Reproduce all of the rows below exactly, leaving out the pictures.

→ **Extracted information**:
————
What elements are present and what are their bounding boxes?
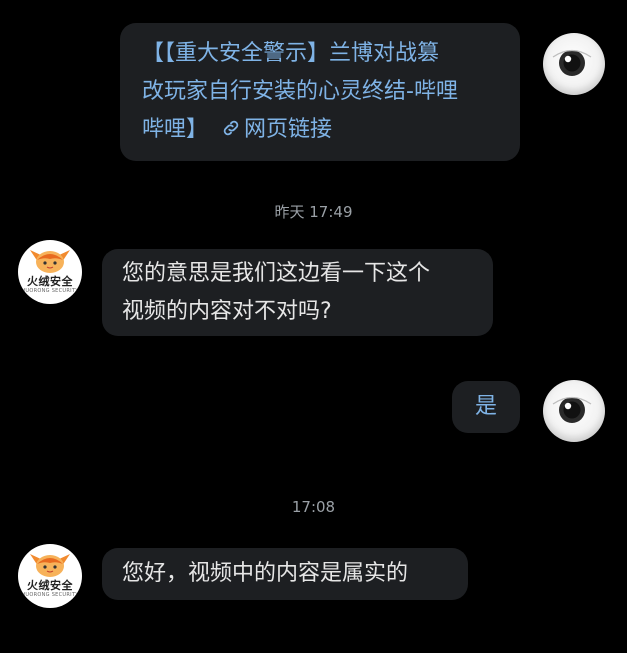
brand-subtitle: HUORONG SECURITY (21, 288, 79, 294)
eyeball-avatar-icon (552, 49, 592, 76)
message-bubble-link-card[interactable]: 【【重大安全警示】兰博对战篡 改玩家自行安装的心灵终结-哔哩 哔哩】 网页链接 (120, 23, 520, 161)
link-icon (223, 120, 239, 136)
brand-name: 火绒安全 (27, 275, 73, 288)
self-avatar[interactable] (543, 33, 605, 95)
contact-avatar[interactable]: 火绒安全 HUORONG SECURITY (18, 240, 82, 304)
timestamp: 17:08 (291, 498, 336, 516)
brand-subtitle: HUORONG SECURITY (21, 592, 79, 598)
message-bubble-outgoing[interactable]: 是 (452, 381, 520, 433)
brand-name: 火绒安全 (27, 579, 73, 592)
link-title-line: 【【重大安全警示】兰博对战篡 (142, 41, 440, 66)
self-avatar[interactable] (543, 380, 605, 442)
message-bubble-incoming[interactable]: 您好，视频中的内容是属实的 (102, 548, 468, 600)
link-title-line: 改玩家自行安装的心灵终结-哔哩 (142, 79, 458, 104)
message-text: 是 (474, 394, 497, 419)
contact-avatar[interactable]: 火绒安全 HUORONG SECURITY (18, 544, 82, 608)
message-text-line: 视频的内容对不对吗? (122, 299, 332, 324)
link-title-row: 哔哩】 网页链接 (142, 111, 500, 149)
message-bubble-incoming[interactable]: 您的意思是我们这边看一下这个 视频的内容对不对吗? (102, 249, 493, 336)
mascot-icon (30, 554, 70, 577)
link-label: 网页链接 (244, 117, 333, 142)
message-text-line: 您的意思是我们这边看一下这个 (122, 261, 431, 286)
link-title-line: 哔哩】 (142, 117, 209, 142)
mascot-icon (30, 250, 70, 273)
web-link[interactable]: 网页链接 (215, 117, 332, 142)
message-text: 您好，视频中的内容是属实的 (122, 561, 409, 586)
timestamp: 昨天 17:49 (274, 203, 353, 221)
eyeball-avatar-icon (552, 396, 592, 423)
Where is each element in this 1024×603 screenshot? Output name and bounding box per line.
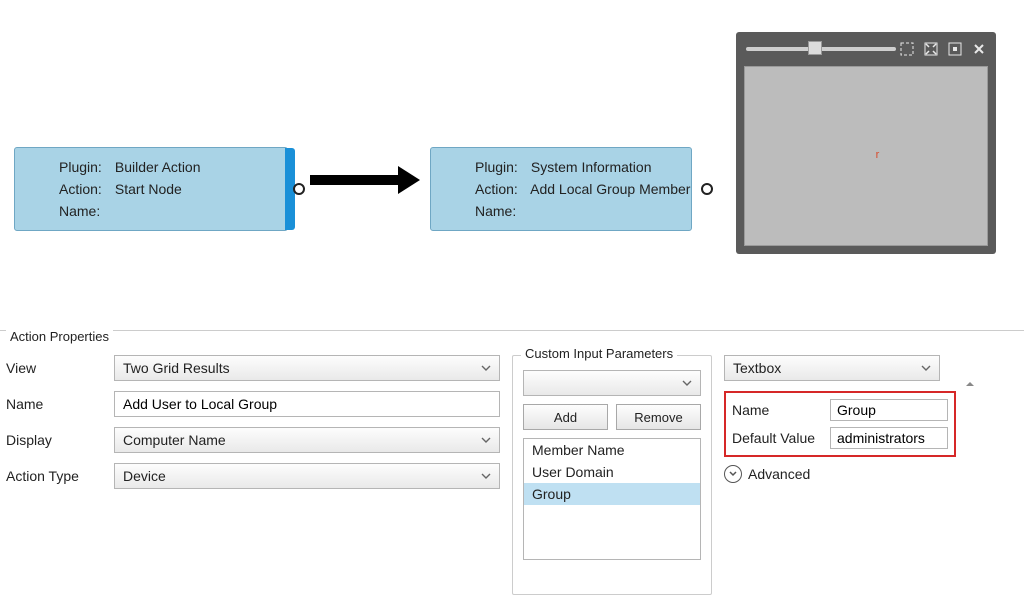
node-plugin-label: Plugin: <box>475 156 527 178</box>
view-label: View <box>6 360 114 376</box>
node-start[interactable]: Plugin: Builder Action Action: Start Nod… <box>14 147 288 231</box>
advanced-toggle[interactable]: Advanced <box>724 465 980 483</box>
chevron-down-icon <box>481 365 491 371</box>
node-action-value: Start Node <box>115 181 182 197</box>
action-properties-panel: Action Properties View Two Grid Results … <box>0 330 1024 603</box>
parameter-list[interactable]: Member Name User Domain Group <box>523 438 701 560</box>
scroll-up-icon[interactable] <box>964 379 978 393</box>
view-value: Two Grid Results <box>123 360 230 376</box>
node-action-label: Action: <box>59 178 111 200</box>
node-plugin-label: Plugin: <box>59 156 111 178</box>
expand-icon[interactable] <box>922 40 940 58</box>
edge-line <box>310 175 400 185</box>
minimap-panel[interactable]: r <box>736 32 996 254</box>
workflow-canvas[interactable]: Plugin: Builder Action Action: Start Nod… <box>0 0 1024 330</box>
param-name-input[interactable] <box>830 399 948 421</box>
remove-button[interactable]: Remove <box>616 404 701 430</box>
node-output-port[interactable] <box>293 183 305 195</box>
action-type-label: Action Type <box>6 468 114 484</box>
edge-arrow-icon <box>398 166 420 194</box>
add-button[interactable]: Add <box>523 404 608 430</box>
node-plugin-value: System Information <box>531 159 652 175</box>
node-name-label: Name: <box>59 200 111 222</box>
list-item[interactable]: Member Name <box>524 439 700 461</box>
parameter-detail-panel: Textbox Name Default Value <box>724 355 980 595</box>
cip-title: Custom Input Parameters <box>521 346 677 361</box>
parameter-type-select[interactable]: Textbox <box>724 355 940 381</box>
display-select[interactable]: Computer Name <box>114 427 500 453</box>
chevron-down-icon <box>682 380 692 386</box>
cip-dropdown[interactable] <box>523 370 701 396</box>
fit-icon[interactable] <box>898 40 916 58</box>
parameter-type-value: Textbox <box>733 360 781 376</box>
chevron-down-icon <box>481 437 491 443</box>
expand-circle-icon <box>724 465 742 483</box>
center-icon[interactable] <box>946 40 964 58</box>
node-output-port[interactable] <box>701 183 713 195</box>
action-type-value: Device <box>123 468 166 484</box>
name-label: Name <box>6 396 114 412</box>
node-action-label: Action: <box>475 178 527 200</box>
node-action-value: Add Local Group Member <box>530 181 690 197</box>
zoom-slider-thumb[interactable] <box>808 41 822 55</box>
list-item[interactable]: User Domain <box>524 461 700 483</box>
name-input[interactable] <box>114 391 500 417</box>
param-name-label: Name <box>732 402 830 418</box>
param-default-label: Default Value <box>732 430 830 446</box>
node-plugin-value: Builder Action <box>115 159 201 175</box>
node-name-label: Name: <box>475 200 527 222</box>
action-type-select[interactable]: Device <box>114 463 500 489</box>
node-add-local-group-member[interactable]: Plugin: System Information Action: Add L… <box>430 147 692 231</box>
close-icon[interactable] <box>970 40 988 58</box>
properties-form: View Two Grid Results Name Display Compu… <box>6 355 500 595</box>
custom-input-parameters-panel: Custom Input Parameters Add Remove Membe… <box>512 355 712 595</box>
list-item[interactable]: Group <box>524 483 700 505</box>
minimap-marker: r <box>876 149 880 161</box>
advanced-label: Advanced <box>748 466 810 482</box>
chevron-down-icon <box>921 365 931 371</box>
chevron-down-icon <box>481 473 491 479</box>
param-default-input[interactable] <box>830 427 948 449</box>
section-title: Action Properties <box>6 329 113 344</box>
display-value: Computer Name <box>123 432 226 448</box>
minimap-viewport[interactable]: r <box>744 66 988 246</box>
highlighted-region: Name Default Value <box>724 391 956 457</box>
view-select[interactable]: Two Grid Results <box>114 355 500 381</box>
display-label: Display <box>6 432 114 448</box>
————
→ **Solution**:
What elements are present and what are their bounding boxes?
brand-subtitle: HUORONG SECURITY (21, 288, 79, 294)
eyeball-avatar-icon (552, 49, 592, 76)
message-bubble-link-card[interactable]: 【【重大安全警示】兰博对战篡 改玩家自行安装的心灵终结-哔哩 哔哩】 网页链接 (120, 23, 520, 161)
link-icon (223, 120, 239, 136)
brand-name: 火绒安全 (27, 275, 73, 288)
self-avatar[interactable] (543, 33, 605, 95)
contact-avatar[interactable]: 火绒安全 HUORONG SECURITY (18, 240, 82, 304)
timestamp: 17:08 (291, 498, 336, 516)
brand-subtitle: HUORONG SECURITY (21, 592, 79, 598)
message-bubble-outgoing[interactable]: 是 (452, 381, 520, 433)
brand-name: 火绒安全 (27, 579, 73, 592)
link-title-line: 【【重大安全警示】兰博对战篡 (142, 41, 440, 66)
self-avatar[interactable] (543, 380, 605, 442)
message-bubble-incoming[interactable]: 您好，视频中的内容是属实的 (102, 548, 468, 600)
link-title-line: 改玩家自行安装的心灵终结-哔哩 (142, 79, 458, 104)
message-text: 是 (474, 394, 497, 419)
contact-avatar[interactable]: 火绒安全 HUORONG SECURITY (18, 544, 82, 608)
message-text-line: 视频的内容对不对吗? (122, 299, 332, 324)
link-title-row: 哔哩】 网页链接 (142, 111, 500, 149)
message-bubble-incoming[interactable]: 您的意思是我们这边看一下这个 视频的内容对不对吗? (102, 249, 493, 336)
mascot-icon (30, 554, 70, 577)
link-label: 网页链接 (244, 117, 333, 142)
message-text-line: 您的意思是我们这边看一下这个 (122, 261, 431, 286)
link-title-line: 哔哩】 (142, 117, 209, 142)
mascot-icon (30, 250, 70, 273)
web-link[interactable]: 网页链接 (215, 117, 332, 142)
message-text: 您好，视频中的内容是属实的 (122, 561, 409, 586)
timestamp: 昨天 17:49 (274, 203, 353, 221)
eyeball-avatar-icon (552, 396, 592, 423)
Where is each element in this 1024×603 screenshot? Output name and bounding box per line.
node-plugin-label: Plugin: <box>475 156 527 178</box>
view-label: View <box>6 360 114 376</box>
node-start[interactable]: Plugin: Builder Action Action: Start Nod… <box>14 147 288 231</box>
advanced-toggle[interactable]: Advanced <box>724 465 980 483</box>
chevron-down-icon <box>481 365 491 371</box>
node-action-value: Start Node <box>115 181 182 197</box>
action-properties-panel: Action Properties View Two Grid Results … <box>0 330 1024 603</box>
parameter-list[interactable]: Member Name User Domain Group <box>523 438 701 560</box>
scroll-up-icon[interactable] <box>964 379 978 393</box>
view-value: Two Grid Results <box>123 360 230 376</box>
node-action-label: Action: <box>59 178 111 200</box>
node-plugin-label: Plugin: <box>59 156 111 178</box>
expand-icon[interactable] <box>922 40 940 58</box>
edge-line <box>310 175 400 185</box>
minimap-panel[interactable]: r <box>736 32 996 254</box>
workflow-canvas[interactable]: Plugin: Builder Action Action: Start Nod… <box>0 0 1024 330</box>
param-name-input[interactable] <box>830 399 948 421</box>
remove-button[interactable]: Remove <box>616 404 701 430</box>
node-output-port[interactable] <box>293 183 305 195</box>
action-type-label: Action Type <box>6 468 114 484</box>
edge-arrow-icon <box>398 166 420 194</box>
add-button[interactable]: Add <box>523 404 608 430</box>
node-plugin-value: System Information <box>531 159 652 175</box>
node-name-label: Name: <box>59 200 111 222</box>
list-item[interactable]: Member Name <box>524 439 700 461</box>
parameter-detail-panel: Textbox Name Default Value <box>724 355 980 595</box>
cip-title: Custom Input Parameters <box>521 346 677 361</box>
parameter-type-select[interactable]: Textbox <box>724 355 940 381</box>
display-select[interactable]: Computer Name <box>114 427 500 453</box>
chevron-down-icon <box>682 380 692 386</box>
cip-dropdown[interactable] <box>523 370 701 396</box>
fit-icon[interactable] <box>898 40 916 58</box>
parameter-type-value: Textbox <box>733 360 781 376</box>
chevron-down-icon <box>481 437 491 443</box>
expand-circle-icon <box>724 465 742 483</box>
center-icon[interactable] <box>946 40 964 58</box>
node-output-port[interactable] <box>701 183 713 195</box>
action-type-value: Device <box>123 468 166 484</box>
name-label: Name <box>6 396 114 412</box>
node-action-label: Action: <box>475 178 527 200</box>
node-action-value: Add Local Group Member <box>530 181 690 197</box>
zoom-slider-thumb[interactable] <box>808 41 822 55</box>
list-item[interactable]: User Domain <box>524 461 700 483</box>
name-input[interactable] <box>114 391 500 417</box>
param-name-label: Name <box>732 402 830 418</box>
param-default-label: Default Value <box>732 430 830 446</box>
node-plugin-value: Builder Action <box>115 159 201 175</box>
node-name-label: Name: <box>475 200 527 222</box>
action-type-select[interactable]: Device <box>114 463 500 489</box>
node-add-local-group-member[interactable]: Plugin: System Information Action: Add L… <box>430 147 692 231</box>
close-icon[interactable] <box>970 40 988 58</box>
properties-form: View Two Grid Results Name Display Compu… <box>6 355 500 595</box>
custom-input-parameters-panel: Custom Input Parameters Add Remove Membe… <box>512 355 712 595</box>
list-item[interactable]: Group <box>524 483 700 505</box>
minimap-marker: r <box>876 149 880 161</box>
advanced-label: Advanced <box>748 466 810 482</box>
chevron-down-icon <box>921 365 931 371</box>
chevron-down-icon <box>481 473 491 479</box>
param-default-input[interactable] <box>830 427 948 449</box>
section-title: Action Properties <box>6 329 113 344</box>
display-value: Computer Name <box>123 432 226 448</box>
minimap-viewport[interactable]: r <box>744 66 988 246</box>
highlighted-region: Name Default Value <box>724 391 956 457</box>
view-select[interactable]: Two Grid Results <box>114 355 500 381</box>
display-label: Display <box>6 432 114 448</box>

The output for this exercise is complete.